Data supplied:
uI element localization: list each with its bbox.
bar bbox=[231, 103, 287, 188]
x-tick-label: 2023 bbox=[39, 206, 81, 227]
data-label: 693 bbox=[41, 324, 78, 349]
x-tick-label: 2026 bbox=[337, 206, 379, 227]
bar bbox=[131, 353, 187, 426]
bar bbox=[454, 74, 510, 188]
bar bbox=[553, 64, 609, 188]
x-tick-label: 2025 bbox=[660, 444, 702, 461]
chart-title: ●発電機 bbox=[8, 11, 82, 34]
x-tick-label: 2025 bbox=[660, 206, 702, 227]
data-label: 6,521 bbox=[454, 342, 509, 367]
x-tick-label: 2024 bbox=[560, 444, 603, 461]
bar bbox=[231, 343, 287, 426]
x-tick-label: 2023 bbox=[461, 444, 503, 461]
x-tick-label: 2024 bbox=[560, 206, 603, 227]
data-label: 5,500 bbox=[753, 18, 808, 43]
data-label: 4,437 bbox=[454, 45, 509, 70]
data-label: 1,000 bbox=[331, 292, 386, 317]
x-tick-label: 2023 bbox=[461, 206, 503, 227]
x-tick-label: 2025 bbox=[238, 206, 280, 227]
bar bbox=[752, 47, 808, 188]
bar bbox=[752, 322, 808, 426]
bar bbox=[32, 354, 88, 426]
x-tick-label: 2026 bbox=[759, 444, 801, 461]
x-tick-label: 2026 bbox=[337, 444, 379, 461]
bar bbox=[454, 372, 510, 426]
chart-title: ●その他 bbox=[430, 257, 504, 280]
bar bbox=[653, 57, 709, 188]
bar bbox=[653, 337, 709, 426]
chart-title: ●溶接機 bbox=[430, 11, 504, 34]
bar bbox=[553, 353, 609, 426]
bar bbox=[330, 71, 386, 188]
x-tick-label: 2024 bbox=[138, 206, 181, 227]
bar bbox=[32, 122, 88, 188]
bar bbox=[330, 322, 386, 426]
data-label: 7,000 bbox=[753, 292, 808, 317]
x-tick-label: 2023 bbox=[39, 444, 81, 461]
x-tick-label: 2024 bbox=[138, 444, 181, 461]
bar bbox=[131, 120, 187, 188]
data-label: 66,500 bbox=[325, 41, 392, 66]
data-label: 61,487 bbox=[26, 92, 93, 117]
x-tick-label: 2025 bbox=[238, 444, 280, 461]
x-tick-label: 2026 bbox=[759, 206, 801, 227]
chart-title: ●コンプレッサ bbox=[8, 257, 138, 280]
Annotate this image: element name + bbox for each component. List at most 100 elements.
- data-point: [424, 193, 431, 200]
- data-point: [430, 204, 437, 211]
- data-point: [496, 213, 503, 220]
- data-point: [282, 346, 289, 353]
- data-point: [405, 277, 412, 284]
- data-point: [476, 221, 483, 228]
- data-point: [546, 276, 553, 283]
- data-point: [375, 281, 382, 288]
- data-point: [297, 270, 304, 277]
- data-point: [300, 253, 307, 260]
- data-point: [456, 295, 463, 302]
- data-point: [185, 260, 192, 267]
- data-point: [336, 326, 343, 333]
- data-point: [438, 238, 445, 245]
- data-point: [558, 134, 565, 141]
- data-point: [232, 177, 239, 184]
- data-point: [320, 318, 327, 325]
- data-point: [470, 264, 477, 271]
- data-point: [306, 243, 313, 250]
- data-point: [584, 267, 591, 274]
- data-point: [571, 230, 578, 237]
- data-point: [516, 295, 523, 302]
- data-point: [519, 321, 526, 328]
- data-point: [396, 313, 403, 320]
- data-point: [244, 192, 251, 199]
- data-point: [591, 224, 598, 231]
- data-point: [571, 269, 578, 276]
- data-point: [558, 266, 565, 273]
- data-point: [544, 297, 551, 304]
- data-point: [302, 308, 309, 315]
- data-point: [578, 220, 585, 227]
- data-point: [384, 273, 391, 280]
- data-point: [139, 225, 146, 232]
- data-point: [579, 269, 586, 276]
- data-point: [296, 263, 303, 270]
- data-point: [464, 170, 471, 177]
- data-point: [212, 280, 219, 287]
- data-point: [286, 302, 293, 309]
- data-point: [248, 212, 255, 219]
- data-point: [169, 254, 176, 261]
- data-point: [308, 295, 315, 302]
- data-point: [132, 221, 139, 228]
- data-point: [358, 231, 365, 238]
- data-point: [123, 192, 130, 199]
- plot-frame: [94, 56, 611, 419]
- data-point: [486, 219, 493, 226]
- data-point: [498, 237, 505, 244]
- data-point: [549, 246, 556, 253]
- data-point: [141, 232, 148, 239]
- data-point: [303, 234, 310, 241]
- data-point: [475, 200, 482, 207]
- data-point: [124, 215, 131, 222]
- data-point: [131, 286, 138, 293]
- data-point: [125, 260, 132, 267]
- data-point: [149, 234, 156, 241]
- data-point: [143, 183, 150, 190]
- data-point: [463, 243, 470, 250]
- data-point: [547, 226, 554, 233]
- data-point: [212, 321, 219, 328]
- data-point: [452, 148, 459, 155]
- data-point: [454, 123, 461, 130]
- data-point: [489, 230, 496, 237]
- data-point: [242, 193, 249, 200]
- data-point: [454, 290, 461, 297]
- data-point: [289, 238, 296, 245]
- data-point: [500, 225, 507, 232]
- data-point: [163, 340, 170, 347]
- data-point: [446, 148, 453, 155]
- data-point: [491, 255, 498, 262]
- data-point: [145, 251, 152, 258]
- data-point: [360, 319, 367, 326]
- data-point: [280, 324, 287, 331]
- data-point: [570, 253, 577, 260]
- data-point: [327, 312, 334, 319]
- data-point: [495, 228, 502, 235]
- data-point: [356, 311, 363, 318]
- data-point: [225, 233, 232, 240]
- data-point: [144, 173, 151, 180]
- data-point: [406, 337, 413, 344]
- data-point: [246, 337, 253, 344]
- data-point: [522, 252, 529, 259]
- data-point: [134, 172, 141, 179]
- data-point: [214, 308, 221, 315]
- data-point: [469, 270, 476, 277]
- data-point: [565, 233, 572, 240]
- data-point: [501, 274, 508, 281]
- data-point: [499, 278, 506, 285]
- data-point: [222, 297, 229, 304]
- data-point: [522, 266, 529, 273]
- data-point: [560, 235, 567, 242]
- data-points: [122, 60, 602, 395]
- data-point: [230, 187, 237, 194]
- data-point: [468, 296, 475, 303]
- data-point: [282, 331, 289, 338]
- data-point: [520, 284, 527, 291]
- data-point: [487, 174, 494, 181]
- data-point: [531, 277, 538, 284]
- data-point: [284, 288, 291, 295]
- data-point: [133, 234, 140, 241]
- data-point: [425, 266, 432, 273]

Task prompt:
Return all of the items above verbatim, line by line, with no changes.

Answer to the exercise:
uI element localization: list each with its bbox.
bar bbox=[231, 103, 287, 188]
x-tick-label: 2023 bbox=[39, 206, 81, 227]
data-label: 693 bbox=[41, 324, 78, 349]
x-tick-label: 2026 bbox=[337, 206, 379, 227]
bar bbox=[131, 353, 187, 426]
bar bbox=[454, 74, 510, 188]
bar bbox=[553, 64, 609, 188]
x-tick-label: 2025 bbox=[660, 444, 702, 461]
chart-title: ●発電機 bbox=[8, 11, 82, 34]
x-tick-label: 2025 bbox=[660, 206, 702, 227]
data-label: 6,521 bbox=[454, 342, 509, 367]
x-tick-label: 2024 bbox=[560, 444, 603, 461]
bar bbox=[231, 343, 287, 426]
x-tick-label: 2023 bbox=[461, 444, 503, 461]
x-tick-label: 2024 bbox=[560, 206, 603, 227]
data-label: 5,500 bbox=[753, 18, 808, 43]
data-label: 4,437 bbox=[454, 45, 509, 70]
data-label: 1,000 bbox=[331, 292, 386, 317]
x-tick-label: 2023 bbox=[461, 206, 503, 227]
x-tick-label: 2025 bbox=[238, 206, 280, 227]
bar bbox=[752, 47, 808, 188]
bar bbox=[752, 322, 808, 426]
bar bbox=[32, 354, 88, 426]
x-tick-label: 2026 bbox=[759, 444, 801, 461]
x-tick-label: 2026 bbox=[337, 444, 379, 461]
bar bbox=[454, 372, 510, 426]
chart-title: ●その他 bbox=[430, 257, 504, 280]
bar bbox=[653, 57, 709, 188]
bar bbox=[653, 337, 709, 426]
chart-title: ●溶接機 bbox=[430, 11, 504, 34]
bar bbox=[553, 353, 609, 426]
bar bbox=[330, 71, 386, 188]
x-tick-label: 2024 bbox=[138, 206, 181, 227]
bar bbox=[32, 122, 88, 188]
bar bbox=[330, 322, 386, 426]
data-label: 7,000 bbox=[753, 292, 808, 317]
x-tick-label: 2023 bbox=[39, 444, 81, 461]
x-tick-label: 2024 bbox=[138, 444, 181, 461]
bar bbox=[131, 120, 187, 188]
data-label: 66,500 bbox=[325, 41, 392, 66]
data-label: 61,487 bbox=[26, 92, 93, 117]
x-tick-label: 2025 bbox=[238, 444, 280, 461]
x-tick-label: 2026 bbox=[759, 206, 801, 227]
chart-title: ●コンプレッサ bbox=[8, 257, 138, 280]
Annotate this image: element name + bbox for each component. List at most 100 elements.
- data-point: [424, 193, 431, 200]
- data-point: [430, 204, 437, 211]
- data-point: [496, 213, 503, 220]
- data-point: [282, 346, 289, 353]
- data-point: [405, 277, 412, 284]
- data-point: [476, 221, 483, 228]
- data-point: [546, 276, 553, 283]
- data-point: [375, 281, 382, 288]
- data-point: [297, 270, 304, 277]
- data-point: [300, 253, 307, 260]
- data-point: [456, 295, 463, 302]
- data-point: [185, 260, 192, 267]
- data-point: [336, 326, 343, 333]
- data-point: [438, 238, 445, 245]
- data-point: [558, 134, 565, 141]
- data-point: [232, 177, 239, 184]
- data-point: [320, 318, 327, 325]
- data-point: [470, 264, 477, 271]
- data-point: [306, 243, 313, 250]
- data-point: [584, 267, 591, 274]
- data-point: [571, 230, 578, 237]
- data-point: [516, 295, 523, 302]
- data-point: [519, 321, 526, 328]
- data-point: [396, 313, 403, 320]
- data-point: [244, 192, 251, 199]
- data-point: [591, 224, 598, 231]
- data-point: [571, 269, 578, 276]
- data-point: [558, 266, 565, 273]
- data-point: [544, 297, 551, 304]
- data-point: [302, 308, 309, 315]
- data-point: [578, 220, 585, 227]
- data-point: [384, 273, 391, 280]
- data-point: [139, 225, 146, 232]
- data-point: [579, 269, 586, 276]
- data-point: [296, 263, 303, 270]
- data-point: [464, 170, 471, 177]
- data-point: [212, 280, 219, 287]
- data-point: [286, 302, 293, 309]
- data-point: [248, 212, 255, 219]
- data-point: [169, 254, 176, 261]
- data-point: [308, 295, 315, 302]
- data-point: [132, 221, 139, 228]
- data-point: [358, 231, 365, 238]
- data-point: [123, 192, 130, 199]
- plot-frame: [94, 56, 611, 419]
- data-point: [486, 219, 493, 226]
- data-point: [498, 237, 505, 244]
- data-point: [549, 246, 556, 253]
- data-point: [141, 232, 148, 239]
- data-point: [303, 234, 310, 241]
- data-point: [475, 200, 482, 207]
- data-point: [124, 215, 131, 222]
- data-point: [131, 286, 138, 293]
- data-point: [125, 260, 132, 267]
- data-point: [149, 234, 156, 241]
- data-point: [143, 183, 150, 190]
- data-point: [463, 243, 470, 250]
- data-point: [547, 226, 554, 233]
- data-point: [212, 321, 219, 328]
- data-point: [452, 148, 459, 155]
- data-point: [454, 123, 461, 130]
- data-point: [489, 230, 496, 237]
- data-point: [242, 193, 249, 200]
- data-point: [454, 290, 461, 297]
- data-point: [289, 238, 296, 245]
- data-point: [500, 225, 507, 232]
- data-point: [163, 340, 170, 347]
- data-point: [446, 148, 453, 155]
- data-point: [491, 255, 498, 262]
- data-point: [145, 251, 152, 258]
- data-point: [360, 319, 367, 326]
- data-point: [280, 324, 287, 331]
- data-point: [570, 253, 577, 260]
- data-point: [327, 312, 334, 319]
- data-point: [495, 228, 502, 235]
- data-point: [356, 311, 363, 318]
- data-point: [225, 233, 232, 240]
- data-point: [144, 173, 151, 180]
- data-point: [406, 337, 413, 344]
- data-point: [246, 337, 253, 344]
- data-point: [522, 252, 529, 259]
- data-point: [134, 172, 141, 179]
- data-point: [214, 308, 221, 315]
- data-point: [469, 270, 476, 277]
- data-point: [565, 233, 572, 240]
- data-point: [501, 274, 508, 281]
- data-point: [499, 278, 506, 285]
- data-point: [222, 297, 229, 304]
- data-point: [522, 266, 529, 273]
- data-point: [560, 235, 567, 242]
- data-points: [122, 60, 602, 395]
- data-point: [230, 187, 237, 194]
- data-point: [468, 296, 475, 303]
- data-point: [282, 331, 289, 338]
- data-point: [520, 284, 527, 291]
- data-point: [487, 174, 494, 181]
- data-point: [531, 277, 538, 284]
- data-point: [284, 288, 291, 295]
- data-point: [133, 234, 140, 241]
- data-point: [425, 266, 432, 273]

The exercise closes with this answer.